> _Provided data_:

——

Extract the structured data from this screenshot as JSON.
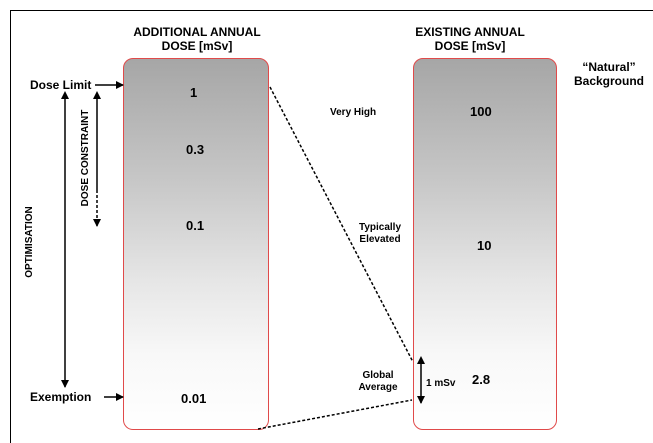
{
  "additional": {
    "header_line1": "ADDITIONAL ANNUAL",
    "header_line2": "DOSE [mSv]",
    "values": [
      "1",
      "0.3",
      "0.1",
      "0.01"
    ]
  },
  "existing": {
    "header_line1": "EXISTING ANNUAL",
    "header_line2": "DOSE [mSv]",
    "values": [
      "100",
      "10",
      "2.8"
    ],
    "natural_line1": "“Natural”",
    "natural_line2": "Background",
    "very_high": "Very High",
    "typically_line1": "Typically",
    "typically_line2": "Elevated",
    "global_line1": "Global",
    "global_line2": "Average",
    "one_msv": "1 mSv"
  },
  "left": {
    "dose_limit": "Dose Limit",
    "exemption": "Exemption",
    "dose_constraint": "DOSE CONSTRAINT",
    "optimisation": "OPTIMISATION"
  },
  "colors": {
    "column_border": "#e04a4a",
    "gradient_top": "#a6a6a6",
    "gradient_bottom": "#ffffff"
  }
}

——

> _Your goal_: Take the listing above and restate it word for word, without its pictures.

> _Solution_:
Extract the structured data from this screenshot as JSON.
{
  "additional": {
    "header_line1": "ADDITIONAL ANNUAL",
    "header_line2": "DOSE [mSv]",
    "values": [
      "1",
      "0.3",
      "0.1",
      "0.01"
    ]
  },
  "existing": {
    "header_line1": "EXISTING ANNUAL",
    "header_line2": "DOSE [mSv]",
    "values": [
      "100",
      "10",
      "2.8"
    ],
    "natural_line1": "“Natural”",
    "natural_line2": "Background",
    "very_high": "Very High",
    "typically_line1": "Typically",
    "typically_line2": "Elevated",
    "global_line1": "Global",
    "global_line2": "Average",
    "one_msv": "1 mSv"
  },
  "left": {
    "dose_limit": "Dose Limit",
    "exemption": "Exemption",
    "dose_constraint": "DOSE CONSTRAINT",
    "optimisation": "OPTIMISATION"
  },
  "colors": {
    "column_border": "#e04a4a",
    "gradient_top": "#a6a6a6",
    "gradient_bottom": "#ffffff"
  }
}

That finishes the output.